## [Data supplied]
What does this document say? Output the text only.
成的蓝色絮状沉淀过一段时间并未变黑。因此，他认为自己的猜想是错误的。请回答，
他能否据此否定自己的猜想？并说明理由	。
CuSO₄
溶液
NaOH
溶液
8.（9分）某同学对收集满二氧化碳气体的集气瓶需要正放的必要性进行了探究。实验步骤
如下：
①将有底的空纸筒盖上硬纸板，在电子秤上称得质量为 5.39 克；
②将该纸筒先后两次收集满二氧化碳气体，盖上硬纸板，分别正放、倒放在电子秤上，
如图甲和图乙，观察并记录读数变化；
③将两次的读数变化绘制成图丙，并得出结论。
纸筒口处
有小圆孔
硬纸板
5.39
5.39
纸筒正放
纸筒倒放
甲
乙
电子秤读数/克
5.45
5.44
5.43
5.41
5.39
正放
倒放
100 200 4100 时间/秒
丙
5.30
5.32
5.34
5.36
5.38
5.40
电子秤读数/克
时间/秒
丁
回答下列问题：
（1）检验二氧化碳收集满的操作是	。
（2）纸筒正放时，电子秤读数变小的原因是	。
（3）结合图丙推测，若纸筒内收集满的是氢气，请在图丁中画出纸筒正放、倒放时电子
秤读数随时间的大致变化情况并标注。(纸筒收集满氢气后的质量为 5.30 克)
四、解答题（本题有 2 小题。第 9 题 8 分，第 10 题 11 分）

## [Required task]
Give the material above again, word for word.

## [Solution below]
What does this document say? Output the text only.
成的蓝色絮状沉淀过一段时间并未变黑。因此，他认为自己的猜想是错误的。请回答，
他能否据此否定自己的猜想？并说明理由	。
CuSO₄
溶液
NaOH
溶液
8.（9分）某同学对收集满二氧化碳气体的集气瓶需要正放的必要性进行了探究。实验步骤
如下：
①将有底的空纸筒盖上硬纸板，在电子秤上称得质量为 5.39 克；
②将该纸筒先后两次收集满二氧化碳气体，盖上硬纸板，分别正放、倒放在电子秤上，
如图甲和图乙，观察并记录读数变化；
③将两次的读数变化绘制成图丙，并得出结论。
纸筒口处
有小圆孔
硬纸板
5.39
5.39
纸筒正放
纸筒倒放
甲
乙
电子秤读数/克
5.45
5.44
5.43
5.41
5.39
正放
倒放
100 200 4100 时间/秒
丙
5.30
5.32
5.34
5.36
5.38
5.40
电子秤读数/克
时间/秒
丁
回答下列问题：
（1）检验二氧化碳收集满的操作是	。
（2）纸筒正放时，电子秤读数变小的原因是	。
（3）结合图丙推测，若纸筒内收集满的是氢气，请在图丁中画出纸筒正放、倒放时电子
秤读数随时间的大致变化情况并标注。(纸筒收集满氢气后的质量为 5.30 克)
四、解答题（本题有 2 小题。第 9 题 8 分，第 10 题 11 分）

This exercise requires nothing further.